**Directions**:
Copy every record below exactly.

--- start Dataset excerpts ---

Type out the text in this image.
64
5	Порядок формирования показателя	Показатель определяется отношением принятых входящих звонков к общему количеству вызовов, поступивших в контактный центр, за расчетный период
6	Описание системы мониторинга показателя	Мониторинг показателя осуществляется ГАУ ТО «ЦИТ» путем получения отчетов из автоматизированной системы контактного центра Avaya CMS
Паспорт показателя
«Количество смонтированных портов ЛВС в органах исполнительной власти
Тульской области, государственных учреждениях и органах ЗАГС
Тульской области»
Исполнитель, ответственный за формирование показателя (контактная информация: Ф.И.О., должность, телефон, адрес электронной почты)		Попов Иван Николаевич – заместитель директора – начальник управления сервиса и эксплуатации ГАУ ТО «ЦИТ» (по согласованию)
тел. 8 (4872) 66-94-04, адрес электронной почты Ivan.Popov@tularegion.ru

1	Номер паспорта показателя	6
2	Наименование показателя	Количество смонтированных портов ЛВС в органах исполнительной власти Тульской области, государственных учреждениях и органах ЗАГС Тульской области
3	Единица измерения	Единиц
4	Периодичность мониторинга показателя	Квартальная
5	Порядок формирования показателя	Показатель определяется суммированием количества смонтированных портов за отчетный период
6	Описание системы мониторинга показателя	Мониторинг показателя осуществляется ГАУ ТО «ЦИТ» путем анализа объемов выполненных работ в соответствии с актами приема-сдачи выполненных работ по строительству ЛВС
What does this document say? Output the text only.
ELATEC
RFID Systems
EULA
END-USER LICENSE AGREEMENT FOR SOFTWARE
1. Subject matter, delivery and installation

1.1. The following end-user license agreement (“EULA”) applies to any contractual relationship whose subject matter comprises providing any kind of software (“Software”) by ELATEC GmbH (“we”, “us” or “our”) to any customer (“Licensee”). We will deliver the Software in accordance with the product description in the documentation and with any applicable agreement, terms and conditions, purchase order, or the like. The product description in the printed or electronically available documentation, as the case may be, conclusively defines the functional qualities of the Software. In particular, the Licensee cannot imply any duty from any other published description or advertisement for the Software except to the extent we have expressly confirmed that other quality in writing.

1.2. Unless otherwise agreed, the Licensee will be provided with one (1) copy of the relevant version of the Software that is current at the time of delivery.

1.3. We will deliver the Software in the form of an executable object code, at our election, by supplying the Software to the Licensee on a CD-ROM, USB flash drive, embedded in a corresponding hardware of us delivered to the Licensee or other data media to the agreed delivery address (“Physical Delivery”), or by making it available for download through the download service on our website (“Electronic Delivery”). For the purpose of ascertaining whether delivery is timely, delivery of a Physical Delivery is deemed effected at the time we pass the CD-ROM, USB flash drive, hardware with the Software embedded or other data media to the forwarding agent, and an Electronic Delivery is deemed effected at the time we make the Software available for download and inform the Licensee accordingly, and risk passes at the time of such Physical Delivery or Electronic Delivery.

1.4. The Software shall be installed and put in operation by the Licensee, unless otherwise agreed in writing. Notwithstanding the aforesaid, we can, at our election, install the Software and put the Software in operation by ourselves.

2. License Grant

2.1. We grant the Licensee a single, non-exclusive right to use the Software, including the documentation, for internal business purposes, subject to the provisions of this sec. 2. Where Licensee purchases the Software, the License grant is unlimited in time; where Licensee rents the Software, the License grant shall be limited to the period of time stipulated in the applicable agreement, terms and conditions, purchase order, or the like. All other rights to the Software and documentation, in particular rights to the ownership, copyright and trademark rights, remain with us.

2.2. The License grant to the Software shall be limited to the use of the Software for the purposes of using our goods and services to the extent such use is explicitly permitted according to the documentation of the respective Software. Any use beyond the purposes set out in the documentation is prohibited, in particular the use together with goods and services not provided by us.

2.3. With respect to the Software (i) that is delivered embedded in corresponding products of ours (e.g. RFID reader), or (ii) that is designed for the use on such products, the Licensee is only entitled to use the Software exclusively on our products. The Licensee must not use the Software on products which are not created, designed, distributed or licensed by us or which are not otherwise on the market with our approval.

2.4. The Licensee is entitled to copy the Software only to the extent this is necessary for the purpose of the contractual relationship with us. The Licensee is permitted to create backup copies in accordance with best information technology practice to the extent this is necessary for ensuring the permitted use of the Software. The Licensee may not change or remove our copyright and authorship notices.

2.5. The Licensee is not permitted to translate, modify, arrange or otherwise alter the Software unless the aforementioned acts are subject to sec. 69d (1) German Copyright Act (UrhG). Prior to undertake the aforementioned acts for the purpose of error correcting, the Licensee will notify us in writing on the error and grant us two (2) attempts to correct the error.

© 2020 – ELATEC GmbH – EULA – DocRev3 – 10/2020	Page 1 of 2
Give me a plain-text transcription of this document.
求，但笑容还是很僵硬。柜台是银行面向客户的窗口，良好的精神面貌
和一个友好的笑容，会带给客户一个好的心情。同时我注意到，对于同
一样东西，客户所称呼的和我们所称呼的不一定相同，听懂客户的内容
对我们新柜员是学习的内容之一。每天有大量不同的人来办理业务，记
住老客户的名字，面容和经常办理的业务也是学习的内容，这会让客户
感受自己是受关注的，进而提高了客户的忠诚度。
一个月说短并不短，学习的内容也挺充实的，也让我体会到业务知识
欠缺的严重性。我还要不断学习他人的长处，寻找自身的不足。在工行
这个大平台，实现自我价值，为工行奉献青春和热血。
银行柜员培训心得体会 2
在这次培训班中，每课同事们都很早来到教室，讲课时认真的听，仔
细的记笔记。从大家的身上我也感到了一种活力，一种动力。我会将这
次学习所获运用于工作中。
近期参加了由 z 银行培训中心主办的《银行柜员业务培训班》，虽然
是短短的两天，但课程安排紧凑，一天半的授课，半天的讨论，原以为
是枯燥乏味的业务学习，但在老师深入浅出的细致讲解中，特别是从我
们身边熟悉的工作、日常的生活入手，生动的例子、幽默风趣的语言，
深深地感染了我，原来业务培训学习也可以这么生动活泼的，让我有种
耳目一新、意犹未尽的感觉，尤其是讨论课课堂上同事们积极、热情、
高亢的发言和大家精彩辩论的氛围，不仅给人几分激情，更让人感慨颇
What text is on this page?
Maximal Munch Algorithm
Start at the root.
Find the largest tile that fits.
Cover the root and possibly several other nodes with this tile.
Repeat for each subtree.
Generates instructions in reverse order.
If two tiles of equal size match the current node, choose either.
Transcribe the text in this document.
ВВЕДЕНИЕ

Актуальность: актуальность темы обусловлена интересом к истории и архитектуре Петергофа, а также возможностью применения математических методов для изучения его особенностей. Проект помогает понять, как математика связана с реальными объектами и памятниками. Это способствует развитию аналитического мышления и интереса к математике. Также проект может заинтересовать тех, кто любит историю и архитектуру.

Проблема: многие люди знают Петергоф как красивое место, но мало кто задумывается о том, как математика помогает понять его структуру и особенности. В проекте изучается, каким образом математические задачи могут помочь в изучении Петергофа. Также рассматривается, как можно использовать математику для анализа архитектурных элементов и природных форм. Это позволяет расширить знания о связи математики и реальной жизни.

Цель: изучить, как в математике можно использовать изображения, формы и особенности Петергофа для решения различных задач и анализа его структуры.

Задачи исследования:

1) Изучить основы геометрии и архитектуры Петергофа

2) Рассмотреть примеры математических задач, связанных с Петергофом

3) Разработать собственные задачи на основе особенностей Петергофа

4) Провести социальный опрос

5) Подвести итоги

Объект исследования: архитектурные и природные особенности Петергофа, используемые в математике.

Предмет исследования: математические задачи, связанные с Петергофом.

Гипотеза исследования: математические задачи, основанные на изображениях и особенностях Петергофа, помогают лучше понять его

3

--- end Dataset excerpts ---

**Reply**:
Type out the text in this image.
64
5	Порядок формирования показателя	Показатель определяется отношением принятых входящих звонков к общему количеству вызовов, поступивших в контактный центр, за расчетный период
6	Описание системы мониторинга показателя	Мониторинг показателя осуществляется ГАУ ТО «ЦИТ» путем получения отчетов из автоматизированной системы контактного центра Avaya CMS
Паспорт показателя
«Количество смонтированных портов ЛВС в органах исполнительной власти
Тульской области, государственных учреждениях и органах ЗАГС
Тульской области»
Исполнитель, ответственный за формирование показателя (контактная информация: Ф.И.О., должность, телефон, адрес электронной почты)		Попов Иван Николаевич – заместитель директора – начальник управления сервиса и эксплуатации ГАУ ТО «ЦИТ» (по согласованию)
тел. 8 (4872) 66-94-04, адрес электронной почты Ivan.Popov@tularegion.ru

1	Номер паспорта показателя	6
2	Наименование показателя	Количество смонтированных портов ЛВС в органах исполнительной власти Тульской области, государственных учреждениях и органах ЗАГС Тульской области
3	Единица измерения	Единиц
4	Периодичность мониторинга показателя	Квартальная
5	Порядок формирования показателя	Показатель определяется суммированием количества смонтированных портов за отчетный период
6	Описание системы мониторинга показателя	Мониторинг показателя осуществляется ГАУ ТО «ЦИТ» путем анализа объемов выполненных работ в соответствии с актами приема-сдачи выполненных работ по строительству ЛВС
What does this document say? Output the text only.
ELATEC
RFID Systems
EULA
END-USER LICENSE AGREEMENT FOR SOFTWARE
1. Subject matter, delivery and installation

1.1. The following end-user license agreement (“EULA”) applies to any contractual relationship whose subject matter comprises providing any kind of software (“Software”) by ELATEC GmbH (“we”, “us” or “our”) to any customer (“Licensee”). We will deliver the Software in accordance with the product description in the documentation and with any applicable agreement, terms and conditions, purchase order, or the like. The product description in the printed or electronically available documentation, as the case may be, conclusively defines the functional qualities of the Software. In particular, the Licensee cannot imply any duty from any other published description or advertisement for the Software except to the extent we have expressly confirmed that other quality in writing.

1.2. Unless otherwise agreed, the Licensee will be provided with one (1) copy of the relevant version of the Software that is current at the time of delivery.

1.3. We will deliver the Software in the form of an executable object code, at our election, by supplying the Software to the Licensee on a CD-ROM, USB flash drive, embedded in a corresponding hardware of us delivered to the Licensee or other data media to the agreed delivery address (“Physical Delivery”), or by making it available for download through the download service on our website (“Electronic Delivery”). For the purpose of ascertaining whether delivery is timely, delivery of a Physical Delivery is deemed effected at the time we pass the CD-ROM, USB flash drive, hardware with the Software embedded or other data media to the forwarding agent, and an Electronic Delivery is deemed effected at the time we make the Software available for download and inform the Licensee accordingly, and risk passes at the time of such Physical Delivery or Electronic Delivery.

1.4. The Software shall be installed and put in operation by the Licensee, unless otherwise agreed in writing. Notwithstanding the aforesaid, we can, at our election, install the Software and put the Software in operation by ourselves.

2. License Grant

2.1. We grant the Licensee a single, non-exclusive right to use the Software, including the documentation, for internal business purposes, subject to the provisions of this sec. 2. Where Licensee purchases the Software, the License grant is unlimited in time; where Licensee rents the Software, the License grant shall be limited to the period of time stipulated in the applicable agreement, terms and conditions, purchase order, or the like. All other rights to the Software and documentation, in particular rights to the ownership, copyright and trademark rights, remain with us.

2.2. The License grant to the Software shall be limited to the use of the Software for the purposes of using our goods and services to the extent such use is explicitly permitted according to the documentation of the respective Software. Any use beyond the purposes set out in the documentation is prohibited, in particular the use together with goods and services not provided by us.

2.3. With respect to the Software (i) that is delivered embedded in corresponding products of ours (e.g. RFID reader), or (ii) that is designed for the use on such products, the Licensee is only entitled to use the Software exclusively on our products. The Licensee must not use the Software on products which are not created, designed, distributed or licensed by us or which are not otherwise on the market with our approval.

2.4. The Licensee is entitled to copy the Software only to the extent this is necessary for the purpose of the contractual relationship with us. The Licensee is permitted to create backup copies in accordance with best information technology practice to the extent this is necessary for ensuring the permitted use of the Software. The Licensee may not change or remove our copyright and authorship notices.

2.5. The Licensee is not permitted to translate, modify, arrange or otherwise alter the Software unless the aforementioned acts are subject to sec. 69d (1) German Copyright Act (UrhG). Prior to undertake the aforementioned acts for the purpose of error correcting, the Licensee will notify us in writing on the error and grant us two (2) attempts to correct the error.

© 2020 – ELATEC GmbH – EULA – DocRev3 – 10/2020	Page 1 of 2
Give me a plain-text transcription of this document.
求，但笑容还是很僵硬。柜台是银行面向客户的窗口，良好的精神面貌
和一个友好的笑容，会带给客户一个好的心情。同时我注意到，对于同
一样东西，客户所称呼的和我们所称呼的不一定相同，听懂客户的内容
对我们新柜员是学习的内容之一。每天有大量不同的人来办理业务，记
住老客户的名字，面容和经常办理的业务也是学习的内容，这会让客户
感受自己是受关注的，进而提高了客户的忠诚度。
一个月说短并不短，学习的内容也挺充实的，也让我体会到业务知识
欠缺的严重性。我还要不断学习他人的长处，寻找自身的不足。在工行
这个大平台，实现自我价值，为工行奉献青春和热血。
银行柜员培训心得体会 2
在这次培训班中，每课同事们都很早来到教室，讲课时认真的听，仔
细的记笔记。从大家的身上我也感到了一种活力，一种动力。我会将这
次学习所获运用于工作中。
近期参加了由 z 银行培训中心主办的《银行柜员业务培训班》，虽然
是短短的两天，但课程安排紧凑，一天半的授课，半天的讨论，原以为
是枯燥乏味的业务学习，但在老师深入浅出的细致讲解中，特别是从我
们身边熟悉的工作、日常的生活入手，生动的例子、幽默风趣的语言，
深深地感染了我，原来业务培训学习也可以这么生动活泼的，让我有种
耳目一新、意犹未尽的感觉，尤其是讨论课课堂上同事们积极、热情、
高亢的发言和大家精彩辩论的氛围，不仅给人几分激情，更让人感慨颇
What text is on this page?
Maximal Munch Algorithm
Start at the root.
Find the largest tile that fits.
Cover the root and possibly several other nodes with this tile.
Repeat for each subtree.
Generates instructions in reverse order.
If two tiles of equal size match the current node, choose either.
Transcribe the text in this document.
ВВЕДЕНИЕ

Актуальность: актуальность темы обусловлена интересом к истории и архитектуре Петергофа, а также возможностью применения математических методов для изучения его особенностей. Проект помогает понять, как математика связана с реальными объектами и памятниками. Это способствует развитию аналитического мышления и интереса к математике. Также проект может заинтересовать тех, кто любит историю и архитектуру.

Проблема: многие люди знают Петергоф как красивое место, но мало кто задумывается о том, как математика помогает понять его структуру и особенности. В проекте изучается, каким образом математические задачи могут помочь в изучении Петергофа. Также рассматривается, как можно использовать математику для анализа архитектурных элементов и природных форм. Это позволяет расширить знания о связи математики и реальной жизни.

Цель: изучить, как в математике можно использовать изображения, формы и особенности Петергофа для решения различных задач и анализа его структуры.

Задачи исследования:

1) Изучить основы геометрии и архитектуры Петергофа

2) Рассмотреть примеры математических задач, связанных с Петергофом

3) Разработать собственные задачи на основе особенностей Петергофа

4) Провести социальный опрос

5) Подвести итоги

Объект исследования: архитектурные и природные особенности Петергофа, используемые в математике.

Предмет исследования: математические задачи, связанные с Петергофом.

Гипотеза исследования: математические задачи, основанные на изображениях и особенностях Петергофа, помогают лучше понять его

3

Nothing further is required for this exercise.